## EXERCISE DATA
·····

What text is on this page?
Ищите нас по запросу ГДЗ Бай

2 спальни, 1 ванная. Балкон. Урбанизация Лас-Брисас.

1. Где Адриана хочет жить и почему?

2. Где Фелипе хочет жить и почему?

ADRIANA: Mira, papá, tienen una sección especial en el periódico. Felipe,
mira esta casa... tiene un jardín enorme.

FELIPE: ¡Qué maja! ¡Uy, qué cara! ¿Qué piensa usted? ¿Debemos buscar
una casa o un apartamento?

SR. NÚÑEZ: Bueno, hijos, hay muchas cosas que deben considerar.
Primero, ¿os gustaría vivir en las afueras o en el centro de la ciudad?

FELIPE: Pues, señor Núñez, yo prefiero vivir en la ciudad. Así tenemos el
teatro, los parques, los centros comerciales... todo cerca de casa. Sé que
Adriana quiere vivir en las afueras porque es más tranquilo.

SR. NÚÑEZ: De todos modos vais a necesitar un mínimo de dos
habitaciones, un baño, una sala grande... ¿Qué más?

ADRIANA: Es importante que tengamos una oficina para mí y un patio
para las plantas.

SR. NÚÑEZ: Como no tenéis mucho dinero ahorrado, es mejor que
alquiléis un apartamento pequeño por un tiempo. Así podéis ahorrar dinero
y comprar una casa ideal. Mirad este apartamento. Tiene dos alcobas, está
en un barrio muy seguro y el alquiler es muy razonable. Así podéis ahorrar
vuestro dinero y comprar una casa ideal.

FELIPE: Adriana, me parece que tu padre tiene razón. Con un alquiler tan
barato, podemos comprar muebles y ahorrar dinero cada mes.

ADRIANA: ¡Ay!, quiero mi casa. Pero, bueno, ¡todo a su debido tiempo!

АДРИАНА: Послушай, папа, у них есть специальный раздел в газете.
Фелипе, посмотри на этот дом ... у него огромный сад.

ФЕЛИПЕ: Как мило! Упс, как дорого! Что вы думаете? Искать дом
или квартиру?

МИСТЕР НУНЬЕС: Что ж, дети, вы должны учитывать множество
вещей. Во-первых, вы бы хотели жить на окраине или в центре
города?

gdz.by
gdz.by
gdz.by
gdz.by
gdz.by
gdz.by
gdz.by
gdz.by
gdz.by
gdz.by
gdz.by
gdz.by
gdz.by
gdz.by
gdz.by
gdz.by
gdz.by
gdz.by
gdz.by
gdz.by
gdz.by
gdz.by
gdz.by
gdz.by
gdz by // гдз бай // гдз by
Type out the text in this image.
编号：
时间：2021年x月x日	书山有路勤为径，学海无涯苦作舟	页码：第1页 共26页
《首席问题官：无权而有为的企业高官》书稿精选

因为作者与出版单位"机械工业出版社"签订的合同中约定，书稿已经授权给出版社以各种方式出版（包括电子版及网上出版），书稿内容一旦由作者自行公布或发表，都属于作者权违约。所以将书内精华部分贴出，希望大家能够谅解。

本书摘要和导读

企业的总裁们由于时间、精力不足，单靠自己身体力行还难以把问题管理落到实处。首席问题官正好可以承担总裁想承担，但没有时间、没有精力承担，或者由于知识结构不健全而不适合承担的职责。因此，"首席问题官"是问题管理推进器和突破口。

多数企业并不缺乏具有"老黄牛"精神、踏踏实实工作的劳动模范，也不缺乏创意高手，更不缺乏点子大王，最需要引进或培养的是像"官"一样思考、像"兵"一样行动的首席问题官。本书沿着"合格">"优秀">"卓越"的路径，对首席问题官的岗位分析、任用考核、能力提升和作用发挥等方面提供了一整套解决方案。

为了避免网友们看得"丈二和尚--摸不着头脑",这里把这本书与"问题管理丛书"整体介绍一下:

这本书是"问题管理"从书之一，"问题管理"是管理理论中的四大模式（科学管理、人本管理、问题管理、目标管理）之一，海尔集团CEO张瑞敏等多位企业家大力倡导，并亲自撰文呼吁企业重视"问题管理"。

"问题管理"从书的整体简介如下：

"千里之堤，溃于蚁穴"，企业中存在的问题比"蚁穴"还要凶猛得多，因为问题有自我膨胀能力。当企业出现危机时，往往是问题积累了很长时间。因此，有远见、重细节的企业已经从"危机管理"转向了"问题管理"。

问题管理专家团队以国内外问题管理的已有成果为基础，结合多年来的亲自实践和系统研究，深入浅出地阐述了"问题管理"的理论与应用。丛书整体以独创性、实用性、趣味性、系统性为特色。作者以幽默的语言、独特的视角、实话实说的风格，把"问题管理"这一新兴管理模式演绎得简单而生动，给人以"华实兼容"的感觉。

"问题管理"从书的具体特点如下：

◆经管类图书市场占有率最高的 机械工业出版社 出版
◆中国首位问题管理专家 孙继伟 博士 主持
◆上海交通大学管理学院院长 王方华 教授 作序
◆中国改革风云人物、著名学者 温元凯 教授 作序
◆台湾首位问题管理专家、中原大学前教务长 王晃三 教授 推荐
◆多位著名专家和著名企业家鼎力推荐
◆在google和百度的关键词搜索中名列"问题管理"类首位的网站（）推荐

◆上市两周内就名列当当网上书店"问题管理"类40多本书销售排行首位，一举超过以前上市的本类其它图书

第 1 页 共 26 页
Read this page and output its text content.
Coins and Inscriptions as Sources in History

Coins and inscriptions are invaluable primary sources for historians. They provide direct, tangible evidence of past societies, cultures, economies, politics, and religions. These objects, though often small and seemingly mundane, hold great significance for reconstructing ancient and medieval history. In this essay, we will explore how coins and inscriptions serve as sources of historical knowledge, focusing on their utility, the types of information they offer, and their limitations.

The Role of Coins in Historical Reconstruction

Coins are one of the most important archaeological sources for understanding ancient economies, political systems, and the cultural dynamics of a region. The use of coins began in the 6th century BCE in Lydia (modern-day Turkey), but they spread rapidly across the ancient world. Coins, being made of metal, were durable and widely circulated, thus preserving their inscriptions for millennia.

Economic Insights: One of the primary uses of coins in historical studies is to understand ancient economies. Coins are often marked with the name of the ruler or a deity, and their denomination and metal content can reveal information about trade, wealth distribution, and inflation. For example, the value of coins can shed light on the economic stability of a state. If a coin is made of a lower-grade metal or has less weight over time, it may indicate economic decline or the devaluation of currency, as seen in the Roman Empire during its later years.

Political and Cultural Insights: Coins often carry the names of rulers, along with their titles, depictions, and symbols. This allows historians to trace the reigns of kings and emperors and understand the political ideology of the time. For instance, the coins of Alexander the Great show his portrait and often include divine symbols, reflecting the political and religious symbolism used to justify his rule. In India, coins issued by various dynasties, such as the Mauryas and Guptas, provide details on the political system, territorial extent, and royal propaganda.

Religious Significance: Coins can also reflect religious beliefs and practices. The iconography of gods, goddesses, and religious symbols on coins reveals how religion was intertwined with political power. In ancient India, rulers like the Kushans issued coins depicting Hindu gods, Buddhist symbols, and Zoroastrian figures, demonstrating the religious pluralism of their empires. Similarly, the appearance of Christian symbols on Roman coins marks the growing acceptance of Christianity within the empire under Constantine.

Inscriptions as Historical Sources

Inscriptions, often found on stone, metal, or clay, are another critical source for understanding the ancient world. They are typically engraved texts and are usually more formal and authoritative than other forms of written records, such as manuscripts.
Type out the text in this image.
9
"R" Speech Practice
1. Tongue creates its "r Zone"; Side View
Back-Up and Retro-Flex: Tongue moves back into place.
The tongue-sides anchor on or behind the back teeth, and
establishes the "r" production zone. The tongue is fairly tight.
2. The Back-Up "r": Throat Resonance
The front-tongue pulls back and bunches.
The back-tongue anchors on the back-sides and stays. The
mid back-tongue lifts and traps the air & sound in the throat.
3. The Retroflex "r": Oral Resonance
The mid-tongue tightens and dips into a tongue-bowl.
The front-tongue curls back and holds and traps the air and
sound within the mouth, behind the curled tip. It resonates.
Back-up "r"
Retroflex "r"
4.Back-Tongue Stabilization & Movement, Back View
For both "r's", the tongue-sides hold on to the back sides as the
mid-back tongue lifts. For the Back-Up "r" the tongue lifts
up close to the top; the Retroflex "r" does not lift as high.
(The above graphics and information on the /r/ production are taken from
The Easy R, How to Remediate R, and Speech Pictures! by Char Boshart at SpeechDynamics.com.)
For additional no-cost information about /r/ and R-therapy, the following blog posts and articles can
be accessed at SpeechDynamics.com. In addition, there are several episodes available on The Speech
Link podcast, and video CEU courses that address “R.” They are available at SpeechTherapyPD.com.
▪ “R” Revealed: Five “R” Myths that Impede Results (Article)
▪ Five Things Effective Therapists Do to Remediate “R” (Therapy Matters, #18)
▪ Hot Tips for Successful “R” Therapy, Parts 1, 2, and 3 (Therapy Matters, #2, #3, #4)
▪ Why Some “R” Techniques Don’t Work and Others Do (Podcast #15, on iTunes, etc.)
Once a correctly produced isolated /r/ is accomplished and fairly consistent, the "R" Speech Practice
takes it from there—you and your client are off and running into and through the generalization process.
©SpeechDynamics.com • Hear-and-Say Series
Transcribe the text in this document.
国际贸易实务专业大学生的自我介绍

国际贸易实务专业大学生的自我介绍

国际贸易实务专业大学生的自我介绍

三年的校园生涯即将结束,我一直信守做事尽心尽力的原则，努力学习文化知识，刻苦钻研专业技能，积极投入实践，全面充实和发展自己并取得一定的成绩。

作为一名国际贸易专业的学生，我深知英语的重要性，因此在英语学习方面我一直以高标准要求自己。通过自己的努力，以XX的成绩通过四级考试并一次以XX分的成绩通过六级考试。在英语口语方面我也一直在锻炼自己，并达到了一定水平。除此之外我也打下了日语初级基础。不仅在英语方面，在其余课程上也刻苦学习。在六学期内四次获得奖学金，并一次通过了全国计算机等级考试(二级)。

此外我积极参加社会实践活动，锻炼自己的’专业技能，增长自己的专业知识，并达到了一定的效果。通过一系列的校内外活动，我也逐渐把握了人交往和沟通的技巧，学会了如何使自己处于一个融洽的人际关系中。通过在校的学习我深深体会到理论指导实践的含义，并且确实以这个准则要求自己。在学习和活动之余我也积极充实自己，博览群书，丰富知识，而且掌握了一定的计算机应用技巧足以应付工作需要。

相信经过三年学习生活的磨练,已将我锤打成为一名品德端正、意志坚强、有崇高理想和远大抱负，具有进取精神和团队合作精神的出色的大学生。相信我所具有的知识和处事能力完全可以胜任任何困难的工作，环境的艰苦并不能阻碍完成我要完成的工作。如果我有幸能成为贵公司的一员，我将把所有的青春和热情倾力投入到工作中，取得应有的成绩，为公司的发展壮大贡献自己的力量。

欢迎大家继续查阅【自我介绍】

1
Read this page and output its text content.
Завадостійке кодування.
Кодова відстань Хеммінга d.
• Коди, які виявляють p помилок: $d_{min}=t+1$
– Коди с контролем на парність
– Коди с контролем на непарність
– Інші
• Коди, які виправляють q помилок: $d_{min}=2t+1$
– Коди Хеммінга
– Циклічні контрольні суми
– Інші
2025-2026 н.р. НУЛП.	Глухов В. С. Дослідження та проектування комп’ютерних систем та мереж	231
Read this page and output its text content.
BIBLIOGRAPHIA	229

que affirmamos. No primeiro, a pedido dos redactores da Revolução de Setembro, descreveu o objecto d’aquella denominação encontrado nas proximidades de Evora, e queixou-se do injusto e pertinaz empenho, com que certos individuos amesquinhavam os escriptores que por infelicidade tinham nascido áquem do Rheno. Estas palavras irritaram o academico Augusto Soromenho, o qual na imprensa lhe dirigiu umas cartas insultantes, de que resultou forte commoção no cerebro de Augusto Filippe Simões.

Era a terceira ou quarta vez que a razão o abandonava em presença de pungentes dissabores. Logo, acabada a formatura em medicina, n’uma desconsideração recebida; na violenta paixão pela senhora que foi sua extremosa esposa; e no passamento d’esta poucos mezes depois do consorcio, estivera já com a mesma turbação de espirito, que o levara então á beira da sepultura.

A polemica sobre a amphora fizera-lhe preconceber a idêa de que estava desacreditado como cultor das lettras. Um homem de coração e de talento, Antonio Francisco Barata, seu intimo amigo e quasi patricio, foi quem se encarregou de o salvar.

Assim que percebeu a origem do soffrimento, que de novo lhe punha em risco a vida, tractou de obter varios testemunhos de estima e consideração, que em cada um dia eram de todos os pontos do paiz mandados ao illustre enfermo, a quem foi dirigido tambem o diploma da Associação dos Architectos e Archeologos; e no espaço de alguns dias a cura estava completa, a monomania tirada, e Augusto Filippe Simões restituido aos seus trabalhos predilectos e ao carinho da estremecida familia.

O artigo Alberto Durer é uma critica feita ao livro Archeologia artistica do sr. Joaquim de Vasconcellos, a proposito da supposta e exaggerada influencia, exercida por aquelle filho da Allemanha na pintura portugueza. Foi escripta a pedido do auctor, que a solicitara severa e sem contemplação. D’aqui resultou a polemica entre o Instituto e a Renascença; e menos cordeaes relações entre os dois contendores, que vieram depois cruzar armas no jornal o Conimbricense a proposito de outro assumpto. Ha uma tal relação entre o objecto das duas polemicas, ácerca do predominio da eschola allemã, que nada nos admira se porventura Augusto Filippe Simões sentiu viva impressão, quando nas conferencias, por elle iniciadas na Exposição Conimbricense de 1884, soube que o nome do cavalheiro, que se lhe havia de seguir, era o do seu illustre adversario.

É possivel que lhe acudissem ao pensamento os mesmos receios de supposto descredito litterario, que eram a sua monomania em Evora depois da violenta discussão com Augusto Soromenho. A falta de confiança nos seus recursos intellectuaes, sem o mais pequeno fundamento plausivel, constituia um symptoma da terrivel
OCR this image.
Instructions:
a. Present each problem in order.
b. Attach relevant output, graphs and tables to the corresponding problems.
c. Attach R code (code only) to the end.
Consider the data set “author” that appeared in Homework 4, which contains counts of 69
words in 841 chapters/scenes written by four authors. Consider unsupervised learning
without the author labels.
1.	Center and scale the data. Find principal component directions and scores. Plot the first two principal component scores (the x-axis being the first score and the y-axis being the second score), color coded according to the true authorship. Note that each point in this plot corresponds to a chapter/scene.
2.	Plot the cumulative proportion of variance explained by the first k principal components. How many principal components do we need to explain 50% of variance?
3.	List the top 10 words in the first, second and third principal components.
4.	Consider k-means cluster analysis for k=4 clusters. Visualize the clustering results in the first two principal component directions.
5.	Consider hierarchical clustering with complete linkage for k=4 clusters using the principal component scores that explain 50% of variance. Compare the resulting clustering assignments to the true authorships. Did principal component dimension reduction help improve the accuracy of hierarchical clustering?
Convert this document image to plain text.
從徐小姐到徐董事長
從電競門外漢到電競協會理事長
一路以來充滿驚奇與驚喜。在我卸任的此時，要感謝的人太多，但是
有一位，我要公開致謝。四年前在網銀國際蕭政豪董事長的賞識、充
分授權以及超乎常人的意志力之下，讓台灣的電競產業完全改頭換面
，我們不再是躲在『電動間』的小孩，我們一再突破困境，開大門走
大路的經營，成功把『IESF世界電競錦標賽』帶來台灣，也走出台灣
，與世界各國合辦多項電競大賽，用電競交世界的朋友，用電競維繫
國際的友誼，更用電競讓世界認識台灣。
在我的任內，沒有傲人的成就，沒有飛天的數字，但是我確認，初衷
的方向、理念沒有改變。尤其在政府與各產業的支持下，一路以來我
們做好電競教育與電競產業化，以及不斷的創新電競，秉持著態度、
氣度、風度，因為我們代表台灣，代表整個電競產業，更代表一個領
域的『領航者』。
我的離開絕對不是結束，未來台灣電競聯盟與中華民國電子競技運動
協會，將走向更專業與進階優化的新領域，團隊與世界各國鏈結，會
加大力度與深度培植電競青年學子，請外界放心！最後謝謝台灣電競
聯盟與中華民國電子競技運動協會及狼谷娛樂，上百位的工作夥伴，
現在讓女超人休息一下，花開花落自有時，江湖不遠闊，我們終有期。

·····

## GOAL
Each line that has the word "monomania" should be copied.

## WRITTEN RESPONSE
Assim que percebeu a origem do soffrimento, que de novo lhe punha em risco a vida, tractou de obter varios testemunhos de estima e consideração, que em cada um dia eram de todos os pontos do paiz mandados ao illustre enfermo, a quem foi dirigido tambem o diploma da Associação dos Architectos e Archeologos; e no espaço de alguns dias a cura estava completa, a monomania tirada, e Augusto Filippe Simões restituido aos seus trabalhos predilectos e ao carinho da estremecida familia.
É possivel que lhe acudissem ao pensamento os mesmos receios de supposto descredito litterario, que eram a sua monomania em Evora depois da violenta discussão com Augusto Soromenho. A falta de confiança nos seus recursos intellectuaes, sem o mais pequeno fundamento plausivel, constituia um symptoma da terrivel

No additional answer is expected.